● **Task prompt**
Extract the text of each entry below exactly, leaving every image behind.

(Data records)
────────────────────────────────────────

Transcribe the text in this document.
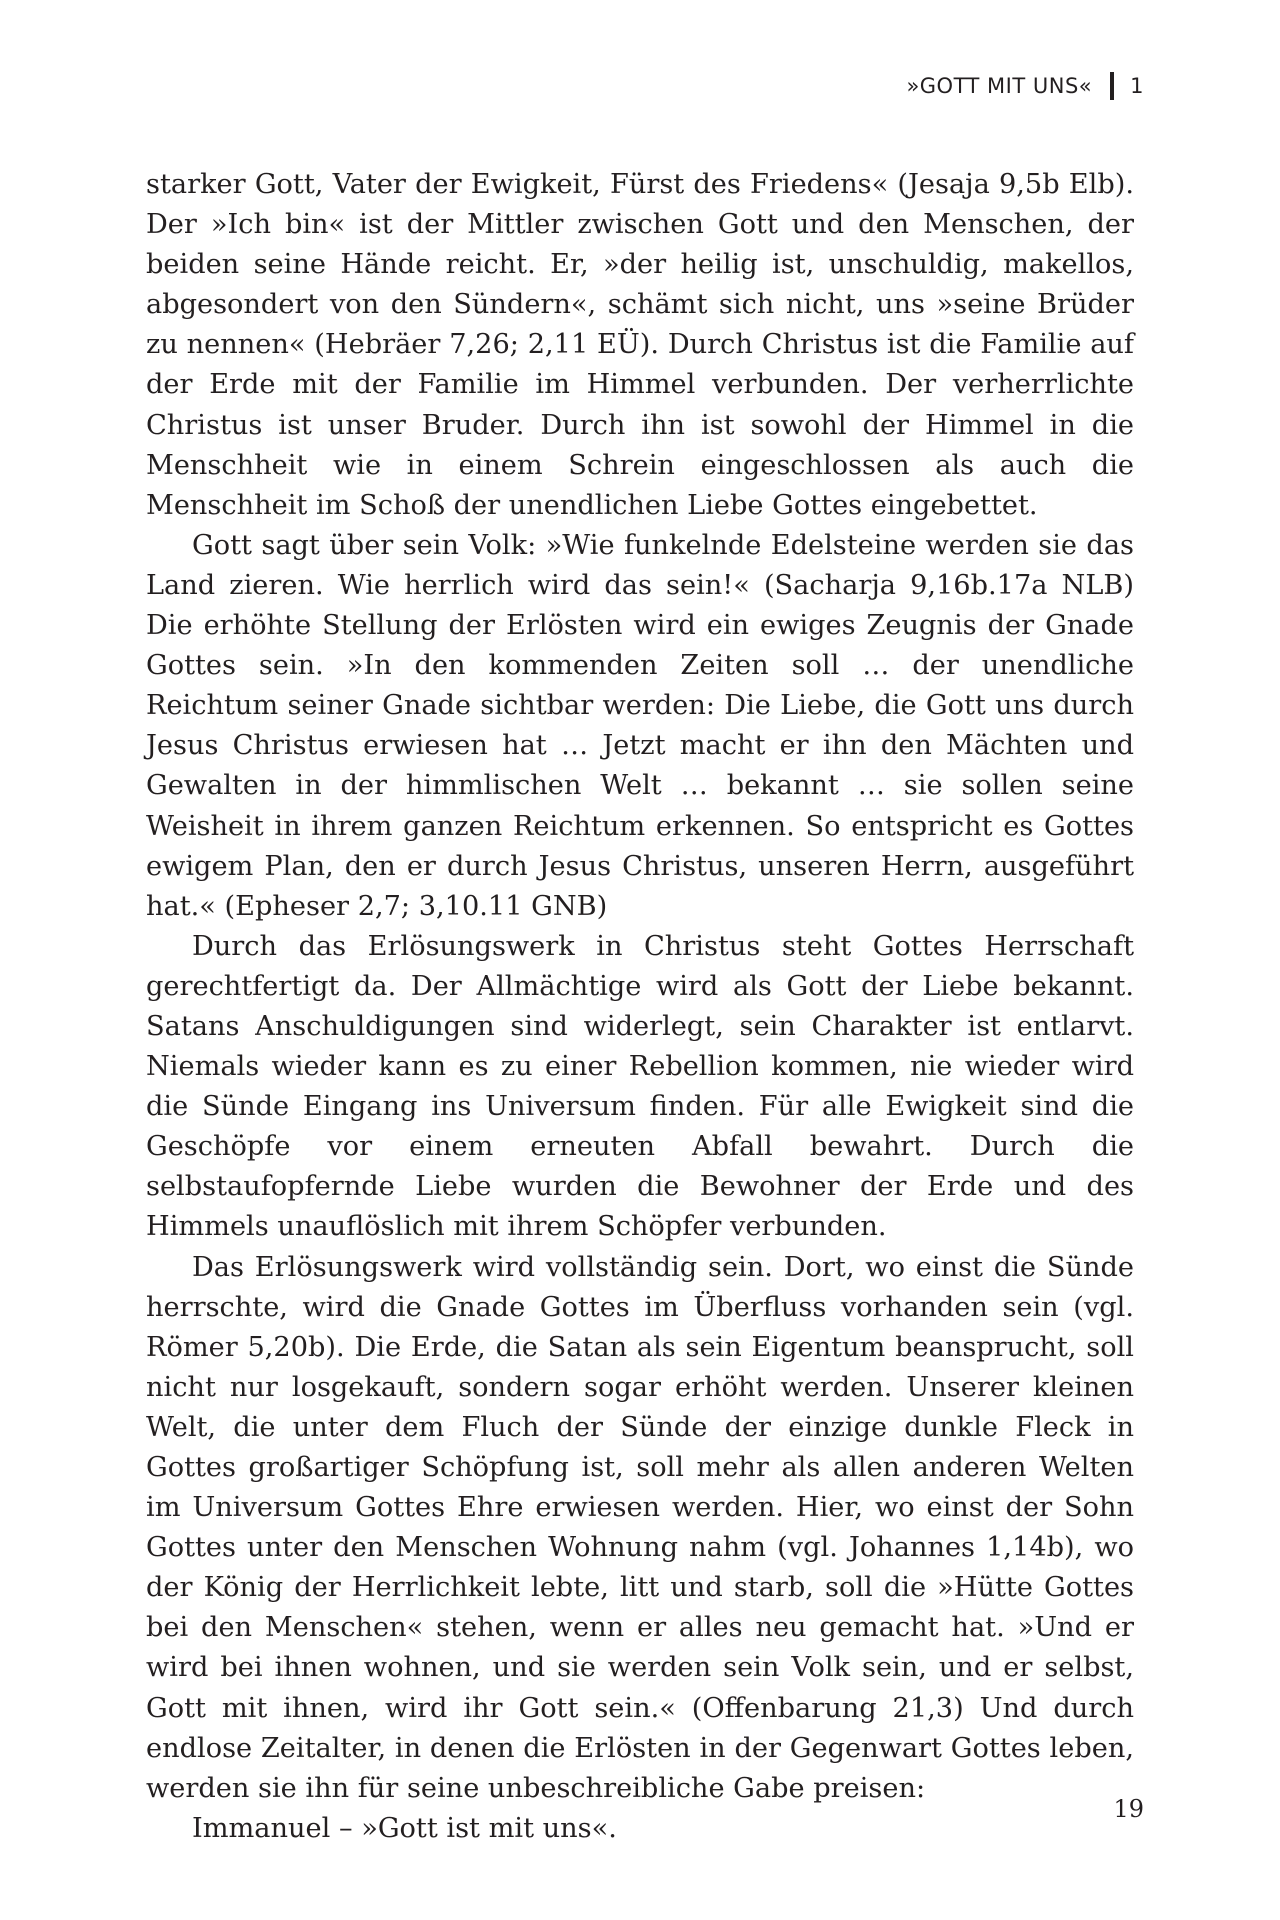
»GOTT MIT UNS« 1

starker Gott, Vater der Ewigkeit, Fürst des Friedens« (Jesaja 9,5b Elb). Der »Ich bin« ist der Mittler zwischen Gott und den Menschen, der beiden seine Hände reicht. Er, »der heilig ist, unschuldig, makellos, abgesondert von den Sündern«, schämt sich nicht, uns »seine Brüder zu nennen« (Hebräer 7,26; 2,11 EÜ). Durch Christus ist die Familie auf der Erde mit der Familie im Himmel verbunden. Der verherrlichte Christus ist unser Bruder. Durch ihn ist sowohl der Himmel in die Menschheit wie in einem Schrein eingeschlossen als auch die Menschheit im Schoß der unendlichen Liebe Gottes eingebettet.

Gott sagt über sein Volk: »Wie funkelnde Edelsteine werden sie das Land zieren. Wie herrlich wird das sein!« (Sacharja 9,16b.17a NLB) Die erhöhte Stellung der Erlösten wird ein ewiges Zeugnis der Gnade Gottes sein. »In den kommenden Zeiten soll … der unendliche Reichtum seiner Gnade sichtbar werden: Die Liebe, die Gott uns durch Jesus Christus erwiesen hat … Jetzt macht er ihn den Mächten und Gewalten in der himmlischen Welt … bekannt … sie sollen seine Weisheit in ihrem ganzen Reichtum erkennen. So entspricht es Gottes ewigem Plan, den er durch Jesus Christus, unseren Herrn, ausgeführt hat.« (Epheser 2,7; 3,10.11 GNB)

Durch das Erlösungswerk in Christus steht Gottes Herrschaft gerechtfertigt da. Der Allmächtige wird als Gott der Liebe bekannt. Satans Anschuldigungen sind widerlegt, sein Charakter ist entlarvt. Niemals wieder kann es zu einer Rebellion kommen, nie wieder wird die Sünde Eingang ins Universum finden. Für alle Ewigkeit sind die Geschöpfe vor einem erneuten Abfall bewahrt. Durch die selbstaufopfernde Liebe wurden die Bewohner der Erde und des Himmels unauflöslich mit ihrem Schöpfer verbunden.

Das Erlösungswerk wird vollständig sein. Dort, wo einst die Sünde herrschte, wird die Gnade Gottes im Überfluss vorhanden sein (vgl. Römer 5,20b). Die Erde, die Satan als sein Eigentum beansprucht, soll nicht nur losgekauft, sondern sogar erhöht werden. Unserer kleinen Welt, die unter dem Fluch der Sünde der einzige dunkle Fleck in Gottes großartiger Schöpfung ist, soll mehr als allen anderen Welten im Universum Gottes Ehre erwiesen werden. Hier, wo einst der Sohn Gottes unter den Menschen Wohnung nahm (vgl. Johannes 1,14b), wo der König der Herrlichkeit lebte, litt und starb, soll die »Hütte Gottes bei den Menschen« stehen, wenn er alles neu gemacht hat. »Und er wird bei ihnen wohnen, und sie werden sein Volk sein, und er selbst, Gott mit ihnen, wird ihr Gott sein.« (Offenbarung 21,3) Und durch endlose Zeitalter, in denen die Erlösten in der Gegenwart Gottes leben, werden sie ihn für seine unbeschreibliche Gabe preisen:

Immanuel – »Gott ist mit uns«.

19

────────────────────────────────────────

● **Response**
Transcribe the text in this document.
»GOTT MIT UNS« 1

starker Gott, Vater der Ewigkeit, Fürst des Friedens« (Jesaja 9,5b Elb). Der »Ich bin« ist der Mittler zwischen Gott und den Menschen, der beiden seine Hände reicht. Er, »der heilig ist, unschuldig, makellos, abgesondert von den Sündern«, schämt sich nicht, uns »seine Brüder zu nennen« (Hebräer 7,26; 2,11 EÜ). Durch Christus ist die Familie auf der Erde mit der Familie im Himmel verbunden. Der verherrlichte Christus ist unser Bruder. Durch ihn ist sowohl der Himmel in die Menschheit wie in einem Schrein eingeschlossen als auch die Menschheit im Schoß der unendlichen Liebe Gottes eingebettet.

Gott sagt über sein Volk: »Wie funkelnde Edelsteine werden sie das Land zieren. Wie herrlich wird das sein!« (Sacharja 9,16b.17a NLB) Die erhöhte Stellung der Erlösten wird ein ewiges Zeugnis der Gnade Gottes sein. »In den kommenden Zeiten soll … der unendliche Reichtum seiner Gnade sichtbar werden: Die Liebe, die Gott uns durch Jesus Christus erwiesen hat … Jetzt macht er ihn den Mächten und Gewalten in der himmlischen Welt … bekannt … sie sollen seine Weisheit in ihrem ganzen Reichtum erkennen. So entspricht es Gottes ewigem Plan, den er durch Jesus Christus, unseren Herrn, ausgeführt hat.« (Epheser 2,7; 3,10.11 GNB)

Durch das Erlösungswerk in Christus steht Gottes Herrschaft gerechtfertigt da. Der Allmächtige wird als Gott der Liebe bekannt. Satans Anschuldigungen sind widerlegt, sein Charakter ist entlarvt. Niemals wieder kann es zu einer Rebellion kommen, nie wieder wird die Sünde Eingang ins Universum finden. Für alle Ewigkeit sind die Geschöpfe vor einem erneuten Abfall bewahrt. Durch die selbstaufopfernde Liebe wurden die Bewohner der Erde und des Himmels unauflöslich mit ihrem Schöpfer verbunden.

Das Erlösungswerk wird vollständig sein. Dort, wo einst die Sünde herrschte, wird die Gnade Gottes im Überfluss vorhanden sein (vgl. Römer 5,20b). Die Erde, die Satan als sein Eigentum beansprucht, soll nicht nur losgekauft, sondern sogar erhöht werden. Unserer kleinen Welt, die unter dem Fluch der Sünde der einzige dunkle Fleck in Gottes großartiger Schöpfung ist, soll mehr als allen anderen Welten im Universum Gottes Ehre erwiesen werden. Hier, wo einst der Sohn Gottes unter den Menschen Wohnung nahm (vgl. Johannes 1,14b), wo der König der Herrlichkeit lebte, litt und starb, soll die »Hütte Gottes bei den Menschen« stehen, wenn er alles neu gemacht hat. »Und er wird bei ihnen wohnen, und sie werden sein Volk sein, und er selbst, Gott mit ihnen, wird ihr Gott sein.« (Offenbarung 21,3) Und durch endlose Zeitalter, in denen die Erlösten in der Gegenwart Gottes leben, werden sie ihn für seine unbeschreibliche Gabe preisen:

Immanuel – »Gott ist mit uns«.

19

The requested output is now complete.